Description of the task | Identify and copy all lines of the material where the string "wybrania" is found.

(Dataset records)
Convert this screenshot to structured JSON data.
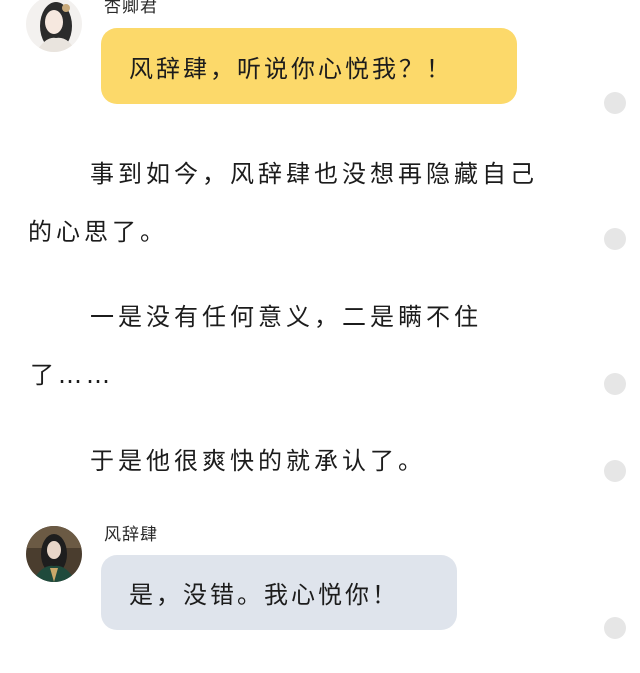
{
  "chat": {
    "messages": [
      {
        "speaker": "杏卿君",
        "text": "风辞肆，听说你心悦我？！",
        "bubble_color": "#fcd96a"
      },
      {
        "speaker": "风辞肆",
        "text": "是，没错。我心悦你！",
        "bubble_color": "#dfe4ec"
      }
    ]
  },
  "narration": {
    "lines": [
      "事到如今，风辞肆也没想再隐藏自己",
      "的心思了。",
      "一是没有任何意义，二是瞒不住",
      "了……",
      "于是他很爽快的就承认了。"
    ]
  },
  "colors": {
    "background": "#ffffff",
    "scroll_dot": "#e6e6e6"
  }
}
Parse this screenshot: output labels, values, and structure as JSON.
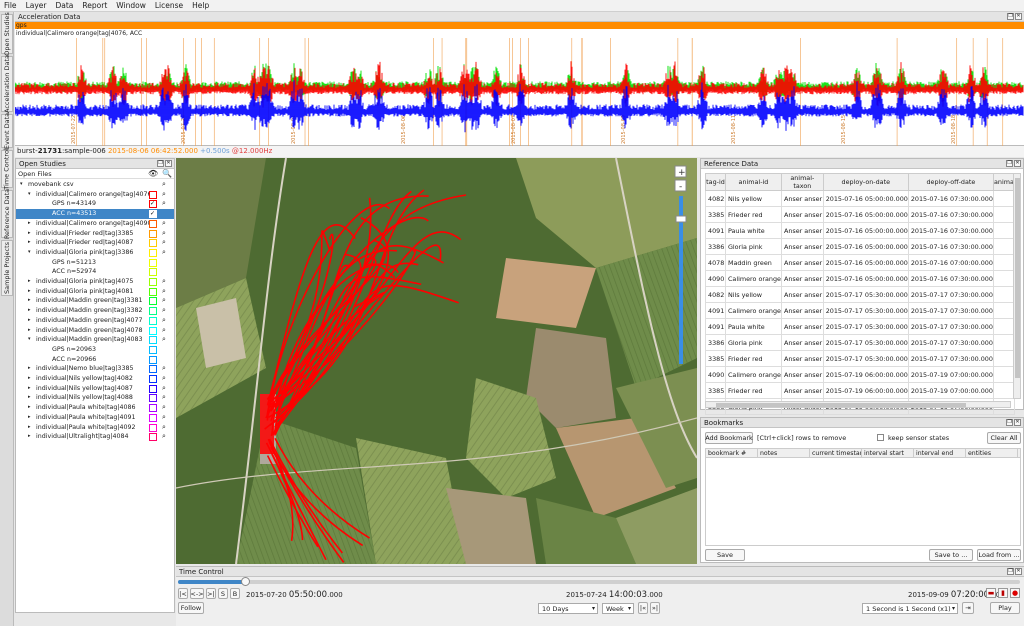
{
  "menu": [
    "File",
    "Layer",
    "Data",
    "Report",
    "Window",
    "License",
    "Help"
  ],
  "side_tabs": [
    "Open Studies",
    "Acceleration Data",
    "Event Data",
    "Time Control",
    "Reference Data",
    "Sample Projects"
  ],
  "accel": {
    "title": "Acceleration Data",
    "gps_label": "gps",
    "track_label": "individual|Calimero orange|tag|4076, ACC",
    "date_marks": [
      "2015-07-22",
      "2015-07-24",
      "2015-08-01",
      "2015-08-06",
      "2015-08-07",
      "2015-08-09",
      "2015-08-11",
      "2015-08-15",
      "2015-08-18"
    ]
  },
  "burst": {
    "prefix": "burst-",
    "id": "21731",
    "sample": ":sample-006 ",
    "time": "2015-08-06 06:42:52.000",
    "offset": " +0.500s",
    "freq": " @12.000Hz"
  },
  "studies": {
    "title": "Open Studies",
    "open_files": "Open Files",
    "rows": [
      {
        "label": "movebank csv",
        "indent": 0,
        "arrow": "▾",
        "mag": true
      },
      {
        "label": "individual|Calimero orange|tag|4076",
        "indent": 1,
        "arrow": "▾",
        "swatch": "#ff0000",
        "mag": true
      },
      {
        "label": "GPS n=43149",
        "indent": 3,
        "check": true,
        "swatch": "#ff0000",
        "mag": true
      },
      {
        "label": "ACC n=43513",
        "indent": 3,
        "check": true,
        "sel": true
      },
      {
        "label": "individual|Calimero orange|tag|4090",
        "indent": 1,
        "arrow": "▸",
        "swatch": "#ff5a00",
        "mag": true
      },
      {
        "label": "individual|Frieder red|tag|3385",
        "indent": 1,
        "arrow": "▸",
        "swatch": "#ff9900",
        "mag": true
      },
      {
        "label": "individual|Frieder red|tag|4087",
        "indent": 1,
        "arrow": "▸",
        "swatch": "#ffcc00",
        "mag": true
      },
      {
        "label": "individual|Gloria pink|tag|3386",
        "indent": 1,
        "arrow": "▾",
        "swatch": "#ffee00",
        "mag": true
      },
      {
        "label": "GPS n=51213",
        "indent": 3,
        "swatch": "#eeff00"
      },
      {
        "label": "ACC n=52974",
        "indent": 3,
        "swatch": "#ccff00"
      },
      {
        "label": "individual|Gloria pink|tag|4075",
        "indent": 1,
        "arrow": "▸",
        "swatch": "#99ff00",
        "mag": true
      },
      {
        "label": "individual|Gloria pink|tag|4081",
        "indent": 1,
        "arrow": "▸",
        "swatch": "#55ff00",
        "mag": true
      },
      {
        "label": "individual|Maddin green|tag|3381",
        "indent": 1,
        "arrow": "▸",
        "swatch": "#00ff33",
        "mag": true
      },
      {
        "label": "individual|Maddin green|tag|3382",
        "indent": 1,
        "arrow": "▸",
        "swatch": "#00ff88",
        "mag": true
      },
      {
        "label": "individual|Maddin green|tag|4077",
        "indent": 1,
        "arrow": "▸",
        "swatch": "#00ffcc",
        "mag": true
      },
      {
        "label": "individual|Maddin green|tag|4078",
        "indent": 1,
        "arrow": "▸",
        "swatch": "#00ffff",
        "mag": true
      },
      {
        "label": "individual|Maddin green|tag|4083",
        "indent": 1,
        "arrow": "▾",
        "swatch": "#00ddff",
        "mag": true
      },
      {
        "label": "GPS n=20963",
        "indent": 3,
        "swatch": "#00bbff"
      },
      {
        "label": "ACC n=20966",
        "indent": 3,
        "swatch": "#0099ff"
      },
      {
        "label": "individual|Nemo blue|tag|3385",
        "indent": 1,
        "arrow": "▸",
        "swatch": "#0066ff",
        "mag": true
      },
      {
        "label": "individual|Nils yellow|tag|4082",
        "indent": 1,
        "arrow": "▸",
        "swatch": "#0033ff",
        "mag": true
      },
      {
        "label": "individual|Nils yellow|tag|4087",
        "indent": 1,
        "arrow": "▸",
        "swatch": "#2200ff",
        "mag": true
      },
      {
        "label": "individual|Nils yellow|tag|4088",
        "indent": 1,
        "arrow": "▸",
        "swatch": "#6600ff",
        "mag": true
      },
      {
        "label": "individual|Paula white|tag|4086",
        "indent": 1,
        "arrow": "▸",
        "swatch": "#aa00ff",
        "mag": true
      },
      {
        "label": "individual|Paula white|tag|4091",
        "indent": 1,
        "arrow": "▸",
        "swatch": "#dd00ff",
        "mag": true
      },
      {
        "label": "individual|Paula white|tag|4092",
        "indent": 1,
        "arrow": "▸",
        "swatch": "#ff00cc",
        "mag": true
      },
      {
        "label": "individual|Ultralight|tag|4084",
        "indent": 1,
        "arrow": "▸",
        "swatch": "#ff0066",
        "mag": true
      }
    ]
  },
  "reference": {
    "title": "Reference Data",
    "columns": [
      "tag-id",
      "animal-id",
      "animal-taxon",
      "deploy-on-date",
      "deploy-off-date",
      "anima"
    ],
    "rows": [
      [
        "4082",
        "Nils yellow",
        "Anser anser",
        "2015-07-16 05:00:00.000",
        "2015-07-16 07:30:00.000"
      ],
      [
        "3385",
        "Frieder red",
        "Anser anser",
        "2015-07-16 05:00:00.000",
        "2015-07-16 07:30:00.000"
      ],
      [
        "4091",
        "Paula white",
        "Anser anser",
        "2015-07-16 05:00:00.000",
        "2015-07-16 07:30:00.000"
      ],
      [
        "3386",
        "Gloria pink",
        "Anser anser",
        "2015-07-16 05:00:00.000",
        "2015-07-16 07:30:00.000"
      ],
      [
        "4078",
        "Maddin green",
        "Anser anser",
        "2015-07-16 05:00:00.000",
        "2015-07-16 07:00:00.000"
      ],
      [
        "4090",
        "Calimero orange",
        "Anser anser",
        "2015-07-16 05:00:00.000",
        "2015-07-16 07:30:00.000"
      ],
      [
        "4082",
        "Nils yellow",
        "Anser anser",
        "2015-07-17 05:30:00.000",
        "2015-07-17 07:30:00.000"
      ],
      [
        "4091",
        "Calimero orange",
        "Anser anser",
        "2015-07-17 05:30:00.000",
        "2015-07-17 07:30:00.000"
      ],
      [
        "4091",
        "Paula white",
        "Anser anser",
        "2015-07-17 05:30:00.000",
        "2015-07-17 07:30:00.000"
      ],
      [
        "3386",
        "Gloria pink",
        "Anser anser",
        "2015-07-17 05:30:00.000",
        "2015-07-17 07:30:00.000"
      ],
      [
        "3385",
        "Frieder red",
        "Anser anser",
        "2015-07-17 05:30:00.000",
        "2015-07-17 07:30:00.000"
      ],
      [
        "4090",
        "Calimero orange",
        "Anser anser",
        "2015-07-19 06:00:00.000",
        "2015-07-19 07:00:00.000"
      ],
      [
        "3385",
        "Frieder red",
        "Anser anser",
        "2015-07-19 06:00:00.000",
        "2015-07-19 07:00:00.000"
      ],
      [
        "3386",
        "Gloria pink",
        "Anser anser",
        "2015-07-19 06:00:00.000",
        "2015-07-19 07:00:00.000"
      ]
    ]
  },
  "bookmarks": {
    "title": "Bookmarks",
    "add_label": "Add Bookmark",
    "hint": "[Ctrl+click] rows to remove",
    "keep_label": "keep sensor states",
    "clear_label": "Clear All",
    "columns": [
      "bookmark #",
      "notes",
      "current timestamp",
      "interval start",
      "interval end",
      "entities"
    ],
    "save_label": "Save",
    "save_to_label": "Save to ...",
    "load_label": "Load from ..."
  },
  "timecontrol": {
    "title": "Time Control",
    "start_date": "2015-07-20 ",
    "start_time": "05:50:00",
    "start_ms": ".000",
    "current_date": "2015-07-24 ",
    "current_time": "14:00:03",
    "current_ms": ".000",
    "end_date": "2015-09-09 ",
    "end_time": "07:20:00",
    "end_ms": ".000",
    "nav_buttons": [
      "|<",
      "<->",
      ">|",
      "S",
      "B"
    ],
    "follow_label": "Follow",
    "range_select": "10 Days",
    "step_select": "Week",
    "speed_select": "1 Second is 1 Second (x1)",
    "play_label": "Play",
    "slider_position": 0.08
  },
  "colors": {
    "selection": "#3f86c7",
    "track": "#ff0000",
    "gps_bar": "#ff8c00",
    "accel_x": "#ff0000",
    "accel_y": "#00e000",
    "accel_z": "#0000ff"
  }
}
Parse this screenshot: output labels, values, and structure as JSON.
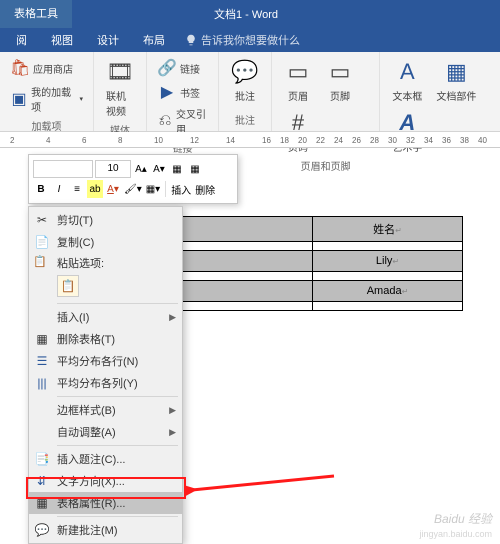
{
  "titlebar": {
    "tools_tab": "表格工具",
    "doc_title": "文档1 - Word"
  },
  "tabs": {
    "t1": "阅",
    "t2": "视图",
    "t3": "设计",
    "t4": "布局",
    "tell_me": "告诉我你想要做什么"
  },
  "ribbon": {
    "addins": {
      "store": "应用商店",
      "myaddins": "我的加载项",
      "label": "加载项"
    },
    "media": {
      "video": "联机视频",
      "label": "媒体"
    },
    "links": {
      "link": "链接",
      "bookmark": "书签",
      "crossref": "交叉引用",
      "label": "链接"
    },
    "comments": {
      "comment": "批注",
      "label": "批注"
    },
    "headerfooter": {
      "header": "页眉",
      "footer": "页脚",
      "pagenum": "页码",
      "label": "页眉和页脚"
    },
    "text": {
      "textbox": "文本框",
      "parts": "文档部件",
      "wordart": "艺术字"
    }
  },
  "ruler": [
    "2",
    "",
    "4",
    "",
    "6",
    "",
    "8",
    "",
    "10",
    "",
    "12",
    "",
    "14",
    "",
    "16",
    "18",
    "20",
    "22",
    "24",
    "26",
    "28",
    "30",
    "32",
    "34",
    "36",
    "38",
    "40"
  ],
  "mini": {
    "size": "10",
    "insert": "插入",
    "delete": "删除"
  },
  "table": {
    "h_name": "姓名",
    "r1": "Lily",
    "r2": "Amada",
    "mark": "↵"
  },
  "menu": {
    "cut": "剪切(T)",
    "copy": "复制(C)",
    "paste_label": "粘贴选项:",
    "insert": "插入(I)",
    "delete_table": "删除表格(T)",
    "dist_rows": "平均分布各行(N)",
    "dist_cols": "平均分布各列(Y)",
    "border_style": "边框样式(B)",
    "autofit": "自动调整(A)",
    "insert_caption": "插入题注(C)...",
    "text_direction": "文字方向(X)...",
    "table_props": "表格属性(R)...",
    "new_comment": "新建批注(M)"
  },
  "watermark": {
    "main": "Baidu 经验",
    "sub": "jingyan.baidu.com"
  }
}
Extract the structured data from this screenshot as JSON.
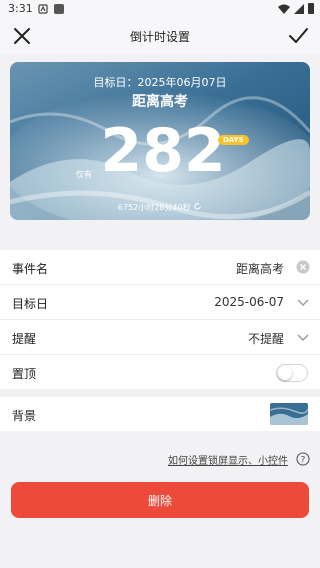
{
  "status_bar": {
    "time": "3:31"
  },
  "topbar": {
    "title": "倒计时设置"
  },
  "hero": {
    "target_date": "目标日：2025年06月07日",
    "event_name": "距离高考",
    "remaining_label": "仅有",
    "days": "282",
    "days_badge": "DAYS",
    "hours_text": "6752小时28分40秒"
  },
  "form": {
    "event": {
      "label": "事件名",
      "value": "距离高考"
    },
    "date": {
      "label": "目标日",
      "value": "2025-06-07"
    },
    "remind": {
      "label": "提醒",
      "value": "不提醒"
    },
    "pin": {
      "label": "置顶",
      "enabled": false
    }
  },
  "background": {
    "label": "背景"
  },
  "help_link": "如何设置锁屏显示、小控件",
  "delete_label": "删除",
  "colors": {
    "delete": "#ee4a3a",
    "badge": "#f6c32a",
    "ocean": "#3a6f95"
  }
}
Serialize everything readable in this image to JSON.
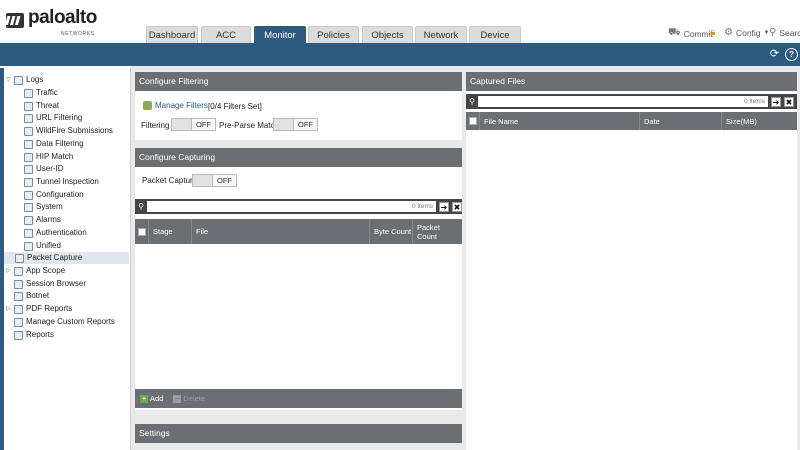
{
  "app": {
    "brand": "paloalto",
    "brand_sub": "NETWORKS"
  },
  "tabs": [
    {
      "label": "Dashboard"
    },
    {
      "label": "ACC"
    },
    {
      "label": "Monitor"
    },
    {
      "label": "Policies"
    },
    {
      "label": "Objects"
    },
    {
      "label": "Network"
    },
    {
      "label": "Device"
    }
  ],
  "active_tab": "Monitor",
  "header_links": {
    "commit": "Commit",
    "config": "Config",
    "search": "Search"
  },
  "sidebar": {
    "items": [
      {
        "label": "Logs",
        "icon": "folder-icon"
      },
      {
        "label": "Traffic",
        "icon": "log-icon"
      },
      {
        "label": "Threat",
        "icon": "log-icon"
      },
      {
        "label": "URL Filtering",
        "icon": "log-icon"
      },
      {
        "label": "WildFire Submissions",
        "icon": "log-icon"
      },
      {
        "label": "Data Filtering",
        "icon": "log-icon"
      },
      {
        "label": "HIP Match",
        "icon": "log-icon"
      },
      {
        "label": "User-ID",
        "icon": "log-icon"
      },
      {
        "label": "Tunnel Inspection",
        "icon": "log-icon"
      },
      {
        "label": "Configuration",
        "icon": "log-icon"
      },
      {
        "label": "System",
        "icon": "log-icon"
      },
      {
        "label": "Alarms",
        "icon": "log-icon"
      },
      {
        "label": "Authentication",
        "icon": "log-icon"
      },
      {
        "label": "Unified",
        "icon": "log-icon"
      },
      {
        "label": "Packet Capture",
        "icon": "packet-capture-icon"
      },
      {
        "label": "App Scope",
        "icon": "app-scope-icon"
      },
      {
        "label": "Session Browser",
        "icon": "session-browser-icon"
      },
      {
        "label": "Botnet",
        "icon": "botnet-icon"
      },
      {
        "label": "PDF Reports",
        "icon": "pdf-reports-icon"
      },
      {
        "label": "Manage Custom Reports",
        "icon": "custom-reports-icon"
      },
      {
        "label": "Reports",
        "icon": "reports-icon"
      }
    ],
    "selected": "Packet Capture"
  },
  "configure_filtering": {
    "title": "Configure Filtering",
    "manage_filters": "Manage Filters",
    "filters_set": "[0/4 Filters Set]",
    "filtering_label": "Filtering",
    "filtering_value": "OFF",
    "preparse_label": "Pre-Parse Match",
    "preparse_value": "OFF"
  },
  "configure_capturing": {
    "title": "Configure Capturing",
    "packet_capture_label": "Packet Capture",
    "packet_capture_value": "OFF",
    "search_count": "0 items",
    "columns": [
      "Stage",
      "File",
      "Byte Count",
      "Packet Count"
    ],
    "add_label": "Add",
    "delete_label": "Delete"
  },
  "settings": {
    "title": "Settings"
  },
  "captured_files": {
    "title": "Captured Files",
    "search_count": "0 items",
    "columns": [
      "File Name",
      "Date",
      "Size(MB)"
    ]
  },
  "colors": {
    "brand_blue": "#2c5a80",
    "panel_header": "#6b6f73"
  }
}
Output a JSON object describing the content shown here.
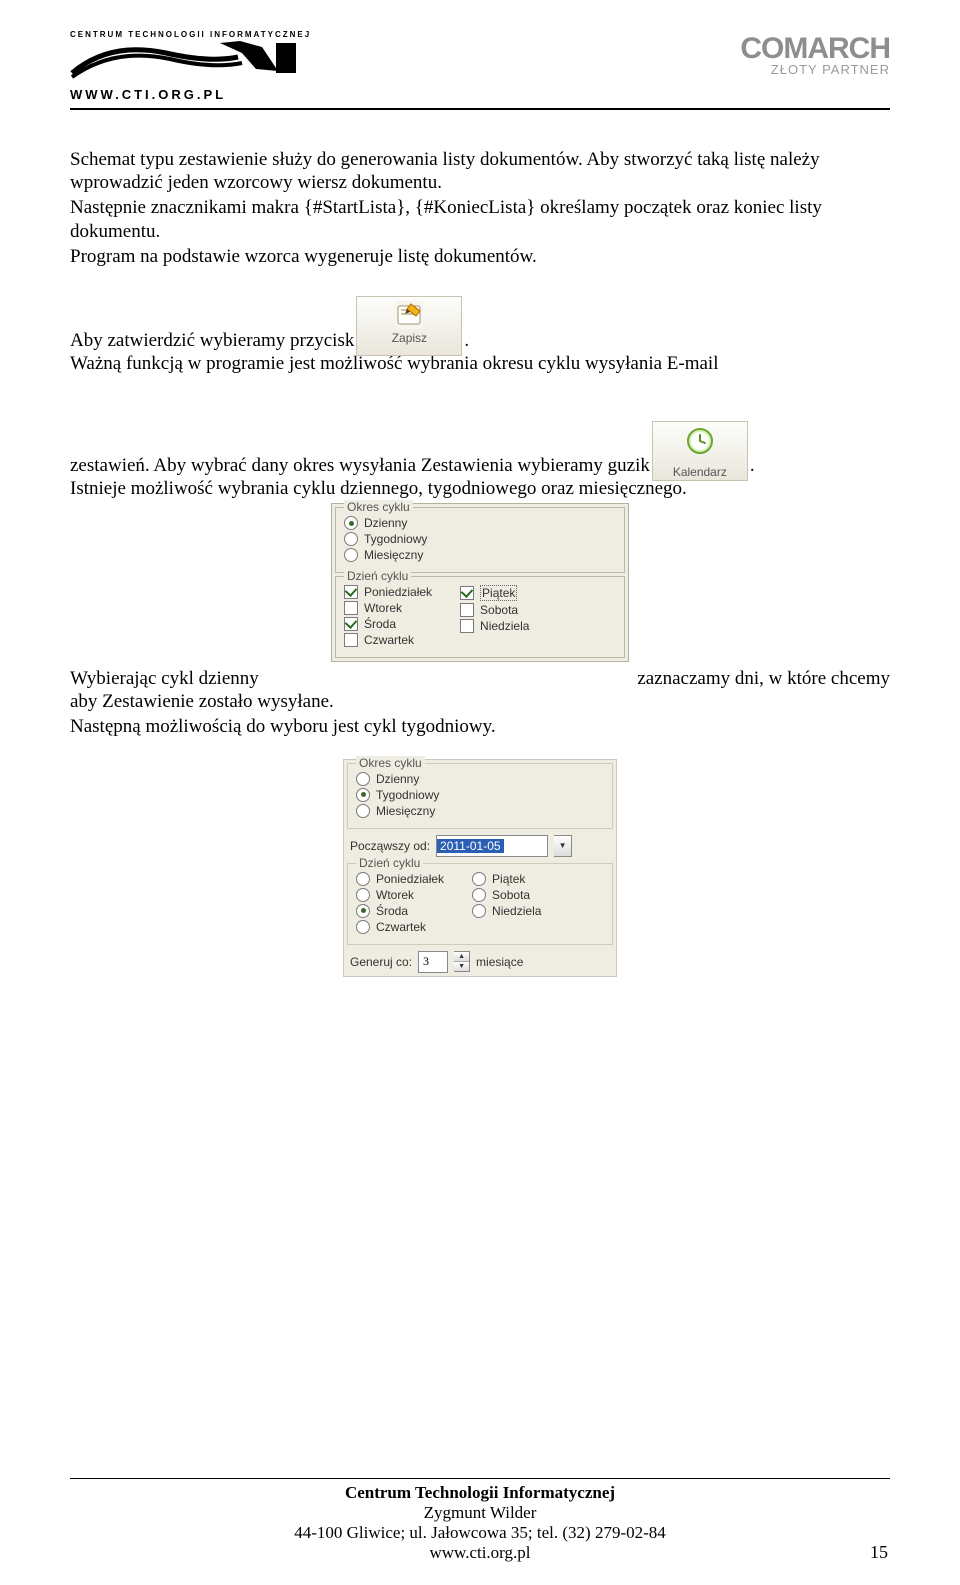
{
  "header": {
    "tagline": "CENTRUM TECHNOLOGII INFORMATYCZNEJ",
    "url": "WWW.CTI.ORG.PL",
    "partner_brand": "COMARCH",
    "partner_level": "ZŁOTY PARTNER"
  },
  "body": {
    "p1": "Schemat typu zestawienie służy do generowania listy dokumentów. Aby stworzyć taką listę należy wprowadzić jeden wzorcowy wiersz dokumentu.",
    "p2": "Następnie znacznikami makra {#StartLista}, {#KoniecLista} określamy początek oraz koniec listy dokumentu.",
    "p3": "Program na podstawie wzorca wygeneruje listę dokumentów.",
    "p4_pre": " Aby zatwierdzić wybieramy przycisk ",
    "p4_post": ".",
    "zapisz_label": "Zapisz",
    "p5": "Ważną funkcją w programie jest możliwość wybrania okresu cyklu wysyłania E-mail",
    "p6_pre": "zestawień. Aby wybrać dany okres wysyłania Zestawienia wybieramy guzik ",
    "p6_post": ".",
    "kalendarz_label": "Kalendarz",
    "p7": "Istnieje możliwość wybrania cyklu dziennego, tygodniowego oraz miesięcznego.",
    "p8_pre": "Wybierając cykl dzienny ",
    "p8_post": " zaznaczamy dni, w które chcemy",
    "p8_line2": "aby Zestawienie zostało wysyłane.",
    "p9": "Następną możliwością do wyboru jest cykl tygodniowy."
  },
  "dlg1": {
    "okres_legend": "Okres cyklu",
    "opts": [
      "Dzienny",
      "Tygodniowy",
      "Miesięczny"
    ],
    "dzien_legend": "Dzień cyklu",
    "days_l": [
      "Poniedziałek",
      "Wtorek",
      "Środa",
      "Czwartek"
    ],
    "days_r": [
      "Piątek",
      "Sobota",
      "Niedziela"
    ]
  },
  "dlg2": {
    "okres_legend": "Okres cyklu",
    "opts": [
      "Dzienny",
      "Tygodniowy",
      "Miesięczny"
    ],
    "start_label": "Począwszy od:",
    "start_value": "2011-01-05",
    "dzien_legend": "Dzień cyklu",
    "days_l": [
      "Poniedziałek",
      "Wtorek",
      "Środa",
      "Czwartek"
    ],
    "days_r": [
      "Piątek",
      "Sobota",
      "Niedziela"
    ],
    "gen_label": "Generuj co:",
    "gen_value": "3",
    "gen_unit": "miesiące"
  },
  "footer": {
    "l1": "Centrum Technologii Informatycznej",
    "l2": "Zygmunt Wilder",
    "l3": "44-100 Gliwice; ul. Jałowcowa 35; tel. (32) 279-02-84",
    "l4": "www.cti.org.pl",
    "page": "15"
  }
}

Task solution |
    "p5": "Ważną funkcją w programie jest możliwość wybrania okresu cyklu wysyłania E-mail",
    "p7": "Istnieje możliwość wybrania cyklu dziennego, tygodniowego oraz miesięcznego.",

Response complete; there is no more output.